Extracted data entries
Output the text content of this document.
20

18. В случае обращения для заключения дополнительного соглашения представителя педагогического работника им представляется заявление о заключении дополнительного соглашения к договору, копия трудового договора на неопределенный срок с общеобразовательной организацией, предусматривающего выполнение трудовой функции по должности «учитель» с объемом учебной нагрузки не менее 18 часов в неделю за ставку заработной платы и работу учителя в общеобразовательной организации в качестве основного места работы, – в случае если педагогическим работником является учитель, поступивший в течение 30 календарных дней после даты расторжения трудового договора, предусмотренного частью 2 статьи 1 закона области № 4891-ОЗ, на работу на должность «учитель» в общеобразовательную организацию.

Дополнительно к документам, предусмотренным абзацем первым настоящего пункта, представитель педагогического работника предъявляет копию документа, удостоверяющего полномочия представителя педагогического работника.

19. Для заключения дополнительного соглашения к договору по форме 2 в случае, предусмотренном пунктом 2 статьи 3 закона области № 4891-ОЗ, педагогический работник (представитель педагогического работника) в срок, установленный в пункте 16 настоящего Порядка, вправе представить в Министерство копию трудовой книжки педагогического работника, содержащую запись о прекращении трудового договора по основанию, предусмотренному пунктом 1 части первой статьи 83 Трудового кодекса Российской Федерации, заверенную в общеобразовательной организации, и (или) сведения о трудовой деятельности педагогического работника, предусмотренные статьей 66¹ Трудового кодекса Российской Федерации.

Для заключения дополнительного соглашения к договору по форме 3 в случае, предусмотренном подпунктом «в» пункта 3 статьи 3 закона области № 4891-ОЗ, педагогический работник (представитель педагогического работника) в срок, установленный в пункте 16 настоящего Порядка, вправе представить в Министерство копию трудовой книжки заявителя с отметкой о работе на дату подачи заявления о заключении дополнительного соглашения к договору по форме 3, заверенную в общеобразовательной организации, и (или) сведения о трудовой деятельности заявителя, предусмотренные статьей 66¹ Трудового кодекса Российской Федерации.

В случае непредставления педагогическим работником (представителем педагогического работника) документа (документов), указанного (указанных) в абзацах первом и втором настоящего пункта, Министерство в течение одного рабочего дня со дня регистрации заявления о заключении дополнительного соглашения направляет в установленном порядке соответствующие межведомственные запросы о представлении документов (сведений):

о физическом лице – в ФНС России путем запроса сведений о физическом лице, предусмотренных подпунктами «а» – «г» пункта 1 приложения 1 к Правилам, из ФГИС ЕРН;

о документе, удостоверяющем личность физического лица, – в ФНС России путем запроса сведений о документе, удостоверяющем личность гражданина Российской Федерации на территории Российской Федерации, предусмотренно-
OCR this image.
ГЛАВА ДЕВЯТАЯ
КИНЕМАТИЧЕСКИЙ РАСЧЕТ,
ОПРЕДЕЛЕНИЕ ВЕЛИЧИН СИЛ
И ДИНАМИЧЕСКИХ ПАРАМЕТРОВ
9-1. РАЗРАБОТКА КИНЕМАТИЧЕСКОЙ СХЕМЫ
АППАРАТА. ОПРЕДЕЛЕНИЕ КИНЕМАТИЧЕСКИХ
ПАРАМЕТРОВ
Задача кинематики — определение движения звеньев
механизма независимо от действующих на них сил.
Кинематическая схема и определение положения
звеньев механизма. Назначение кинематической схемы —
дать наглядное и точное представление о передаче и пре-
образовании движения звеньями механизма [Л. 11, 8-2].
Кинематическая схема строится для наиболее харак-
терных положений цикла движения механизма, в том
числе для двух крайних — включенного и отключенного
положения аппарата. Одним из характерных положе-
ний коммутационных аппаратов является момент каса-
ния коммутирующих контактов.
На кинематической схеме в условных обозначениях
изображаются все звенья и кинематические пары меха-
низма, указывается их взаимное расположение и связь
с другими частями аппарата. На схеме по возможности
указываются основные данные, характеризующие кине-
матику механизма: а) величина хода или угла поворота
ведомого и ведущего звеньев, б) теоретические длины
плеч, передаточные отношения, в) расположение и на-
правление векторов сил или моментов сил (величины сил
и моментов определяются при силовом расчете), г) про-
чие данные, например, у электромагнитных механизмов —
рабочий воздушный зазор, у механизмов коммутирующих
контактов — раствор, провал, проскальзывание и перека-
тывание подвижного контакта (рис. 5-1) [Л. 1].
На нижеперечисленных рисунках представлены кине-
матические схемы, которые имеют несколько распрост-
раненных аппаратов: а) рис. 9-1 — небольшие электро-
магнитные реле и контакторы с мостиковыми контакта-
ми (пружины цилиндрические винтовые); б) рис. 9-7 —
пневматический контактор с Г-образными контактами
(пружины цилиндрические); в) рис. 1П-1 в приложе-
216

Your task
Recite the full listing above exactly.

Answer
Output the text content of this document.
20

18. В случае обращения для заключения дополнительного соглашения представителя педагогического работника им представляется заявление о заключении дополнительного соглашения к договору, копия трудового договора на неопределенный срок с общеобразовательной организацией, предусматривающего выполнение трудовой функции по должности «учитель» с объемом учебной нагрузки не менее 18 часов в неделю за ставку заработной платы и работу учителя в общеобразовательной организации в качестве основного места работы, – в случае если педагогическим работником является учитель, поступивший в течение 30 календарных дней после даты расторжения трудового договора, предусмотренного частью 2 статьи 1 закона области № 4891-ОЗ, на работу на должность «учитель» в общеобразовательную организацию.

Дополнительно к документам, предусмотренным абзацем первым настоящего пункта, представитель педагогического работника предъявляет копию документа, удостоверяющего полномочия представителя педагогического работника.

19. Для заключения дополнительного соглашения к договору по форме 2 в случае, предусмотренном пунктом 2 статьи 3 закона области № 4891-ОЗ, педагогический работник (представитель педагогического работника) в срок, установленный в пункте 16 настоящего Порядка, вправе представить в Министерство копию трудовой книжки педагогического работника, содержащую запись о прекращении трудового договора по основанию, предусмотренному пунктом 1 части первой статьи 83 Трудового кодекса Российской Федерации, заверенную в общеобразовательной организации, и (или) сведения о трудовой деятельности педагогического работника, предусмотренные статьей 66¹ Трудового кодекса Российской Федерации.

Для заключения дополнительного соглашения к договору по форме 3 в случае, предусмотренном подпунктом «в» пункта 3 статьи 3 закона области № 4891-ОЗ, педагогический работник (представитель педагогического работника) в срок, установленный в пункте 16 настоящего Порядка, вправе представить в Министерство копию трудовой книжки заявителя с отметкой о работе на дату подачи заявления о заключении дополнительного соглашения к договору по форме 3, заверенную в общеобразовательной организации, и (или) сведения о трудовой деятельности заявителя, предусмотренные статьей 66¹ Трудового кодекса Российской Федерации.

В случае непредставления педагогическим работником (представителем педагогического работника) документа (документов), указанного (указанных) в абзацах первом и втором настоящего пункта, Министерство в течение одного рабочего дня со дня регистрации заявления о заключении дополнительного соглашения направляет в установленном порядке соответствующие межведомственные запросы о представлении документов (сведений):

о физическом лице – в ФНС России путем запроса сведений о физическом лице, предусмотренных подпунктами «а» – «г» пункта 1 приложения 1 к Правилам, из ФГИС ЕРН;

о документе, удостоверяющем личность физического лица, – в ФНС России путем запроса сведений о документе, удостоверяющем личность гражданина Российской Федерации на территории Российской Федерации, предусмотренно-
OCR this image.
ГЛАВА ДЕВЯТАЯ
КИНЕМАТИЧЕСКИЙ РАСЧЕТ,
ОПРЕДЕЛЕНИЕ ВЕЛИЧИН СИЛ
И ДИНАМИЧЕСКИХ ПАРАМЕТРОВ
9-1. РАЗРАБОТКА КИНЕМАТИЧЕСКОЙ СХЕМЫ
АППАРАТА. ОПРЕДЕЛЕНИЕ КИНЕМАТИЧЕСКИХ
ПАРАМЕТРОВ
Задача кинематики — определение движения звеньев
механизма независимо от действующих на них сил.
Кинематическая схема и определение положения
звеньев механизма. Назначение кинематической схемы —
дать наглядное и точное представление о передаче и пре-
образовании движения звеньями механизма [Л. 11, 8-2].
Кинематическая схема строится для наиболее харак-
терных положений цикла движения механизма, в том
числе для двух крайних — включенного и отключенного
положения аппарата. Одним из характерных положе-
ний коммутационных аппаратов является момент каса-
ния коммутирующих контактов.
На кинематической схеме в условных обозначениях
изображаются все звенья и кинематические пары меха-
низма, указывается их взаимное расположение и связь
с другими частями аппарата. На схеме по возможности
указываются основные данные, характеризующие кине-
матику механизма: а) величина хода или угла поворота
ведомого и ведущего звеньев, б) теоретические длины
плеч, передаточные отношения, в) расположение и на-
правление векторов сил или моментов сил (величины сил
и моментов определяются при силовом расчете), г) про-
чие данные, например, у электромагнитных механизмов —
рабочий воздушный зазор, у механизмов коммутирующих
контактов — раствор, провал, проскальзывание и перека-
тывание подвижного контакта (рис. 5-1) [Л. 1].
На нижеперечисленных рисунках представлены кине-
матические схемы, которые имеют несколько распрост-
раненных аппаратов: а) рис. 9-1 — небольшие электро-
магнитные реле и контакторы с мостиковыми контакта-
ми (пружины цилиндрические винтовые); б) рис. 9-7 —
пневматический контактор с Г-образными контактами
(пружины цилиндрические); в) рис. 1П-1 в приложе-
216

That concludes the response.